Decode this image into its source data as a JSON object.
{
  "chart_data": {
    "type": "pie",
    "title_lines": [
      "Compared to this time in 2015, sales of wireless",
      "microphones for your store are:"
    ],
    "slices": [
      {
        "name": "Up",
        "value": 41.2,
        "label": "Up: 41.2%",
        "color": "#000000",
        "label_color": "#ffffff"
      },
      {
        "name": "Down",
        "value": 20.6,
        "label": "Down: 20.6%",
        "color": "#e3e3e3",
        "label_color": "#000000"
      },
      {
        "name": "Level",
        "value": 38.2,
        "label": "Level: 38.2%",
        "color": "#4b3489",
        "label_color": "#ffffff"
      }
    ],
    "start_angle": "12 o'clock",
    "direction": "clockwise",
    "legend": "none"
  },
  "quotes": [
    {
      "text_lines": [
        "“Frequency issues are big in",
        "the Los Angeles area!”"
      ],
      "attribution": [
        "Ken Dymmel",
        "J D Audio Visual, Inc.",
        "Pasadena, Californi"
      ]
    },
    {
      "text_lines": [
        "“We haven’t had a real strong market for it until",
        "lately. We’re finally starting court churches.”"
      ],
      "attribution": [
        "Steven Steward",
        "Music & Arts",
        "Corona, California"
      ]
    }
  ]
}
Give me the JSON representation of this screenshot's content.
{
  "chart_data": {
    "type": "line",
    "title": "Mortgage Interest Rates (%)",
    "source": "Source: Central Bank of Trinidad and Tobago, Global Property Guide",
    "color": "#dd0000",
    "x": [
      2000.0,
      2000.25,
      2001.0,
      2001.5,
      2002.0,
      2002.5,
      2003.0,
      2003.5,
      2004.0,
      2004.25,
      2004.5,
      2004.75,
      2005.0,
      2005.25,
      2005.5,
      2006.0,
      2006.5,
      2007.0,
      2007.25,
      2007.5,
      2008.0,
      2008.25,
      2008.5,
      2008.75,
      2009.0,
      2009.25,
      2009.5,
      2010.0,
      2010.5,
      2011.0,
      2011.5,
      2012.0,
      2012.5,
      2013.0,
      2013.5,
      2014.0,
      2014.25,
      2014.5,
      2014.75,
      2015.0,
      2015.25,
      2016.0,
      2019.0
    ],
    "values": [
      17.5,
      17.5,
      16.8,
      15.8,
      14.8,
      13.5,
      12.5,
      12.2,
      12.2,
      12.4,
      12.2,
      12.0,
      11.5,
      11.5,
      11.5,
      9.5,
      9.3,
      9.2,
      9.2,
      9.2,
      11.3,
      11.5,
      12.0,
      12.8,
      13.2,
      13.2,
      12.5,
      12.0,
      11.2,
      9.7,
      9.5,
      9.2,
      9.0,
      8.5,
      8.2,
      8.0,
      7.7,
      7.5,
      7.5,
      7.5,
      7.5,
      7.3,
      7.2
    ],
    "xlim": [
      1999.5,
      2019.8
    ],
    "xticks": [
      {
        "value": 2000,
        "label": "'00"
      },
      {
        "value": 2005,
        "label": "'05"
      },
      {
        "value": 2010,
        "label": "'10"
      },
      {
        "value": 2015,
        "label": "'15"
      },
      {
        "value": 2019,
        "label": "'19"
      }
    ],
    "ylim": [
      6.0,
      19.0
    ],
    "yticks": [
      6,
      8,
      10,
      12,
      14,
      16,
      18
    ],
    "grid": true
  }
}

▶ SET EXERCISE:
Print out all the entries precisely as written.

▶ THE SOLUTION:
Decode this image into its source data as a JSON object.
{
  "chart_data": {
    "type": "pie",
    "title_lines": [
      "Compared to this time in 2015, sales of wireless",
      "microphones for your store are:"
    ],
    "slices": [
      {
        "name": "Up",
        "value": 41.2,
        "label": "Up: 41.2%",
        "color": "#000000",
        "label_color": "#ffffff"
      },
      {
        "name": "Down",
        "value": 20.6,
        "label": "Down: 20.6%",
        "color": "#e3e3e3",
        "label_color": "#000000"
      },
      {
        "name": "Level",
        "value": 38.2,
        "label": "Level: 38.2%",
        "color": "#4b3489",
        "label_color": "#ffffff"
      }
    ],
    "start_angle": "12 o'clock",
    "direction": "clockwise",
    "legend": "none"
  },
  "quotes": [
    {
      "text_lines": [
        "“Frequency issues are big in",
        "the Los Angeles area!”"
      ],
      "attribution": [
        "Ken Dymmel",
        "J D Audio Visual, Inc.",
        "Pasadena, Californi"
      ]
    },
    {
      "text_lines": [
        "“We haven’t had a real strong market for it until",
        "lately. We’re finally starting court churches.”"
      ],
      "attribution": [
        "Steven Steward",
        "Music & Arts",
        "Corona, California"
      ]
    }
  ]
}
Give me the JSON representation of this screenshot's content.
{
  "chart_data": {
    "type": "line",
    "title": "Mortgage Interest Rates (%)",
    "source": "Source: Central Bank of Trinidad and Tobago, Global Property Guide",
    "color": "#dd0000",
    "x": [
      2000.0,
      2000.25,
      2001.0,
      2001.5,
      2002.0,
      2002.5,
      2003.0,
      2003.5,
      2004.0,
      2004.25,
      2004.5,
      2004.75,
      2005.0,
      2005.25,
      2005.5,
      2006.0,
      2006.5,
      2007.0,
      2007.25,
      2007.5,
      2008.0,
      2008.25,
      2008.5,
      2008.75,
      2009.0,
      2009.25,
      2009.5,
      2010.0,
      2010.5,
      2011.0,
      2011.5,
      2012.0,
      2012.5,
      2013.0,
      2013.5,
      2014.0,
      2014.25,
      2014.5,
      2014.75,
      2015.0,
      2015.25,
      2016.0,
      2019.0
    ],
    "values": [
      17.5,
      17.5,
      16.8,
      15.8,
      14.8,
      13.5,
      12.5,
      12.2,
      12.2,
      12.4,
      12.2,
      12.0,
      11.5,
      11.5,
      11.5,
      9.5,
      9.3,
      9.2,
      9.2,
      9.2,
      11.3,
      11.5,
      12.0,
      12.8,
      13.2,
      13.2,
      12.5,
      12.0,
      11.2,
      9.7,
      9.5,
      9.2,
      9.0,
      8.5,
      8.2,
      8.0,
      7.7,
      7.5,
      7.5,
      7.5,
      7.5,
      7.3,
      7.2
    ],
    "xlim": [
      1999.5,
      2019.8
    ],
    "xticks": [
      {
        "value": 2000,
        "label": "'00"
      },
      {
        "value": 2005,
        "label": "'05"
      },
      {
        "value": 2010,
        "label": "'10"
      },
      {
        "value": 2015,
        "label": "'15"
      },
      {
        "value": 2019,
        "label": "'19"
      }
    ],
    "ylim": [
      6.0,
      19.0
    ],
    "yticks": [
      6,
      8,
      10,
      12,
      14,
      16,
      18
    ],
    "grid": true
  }
}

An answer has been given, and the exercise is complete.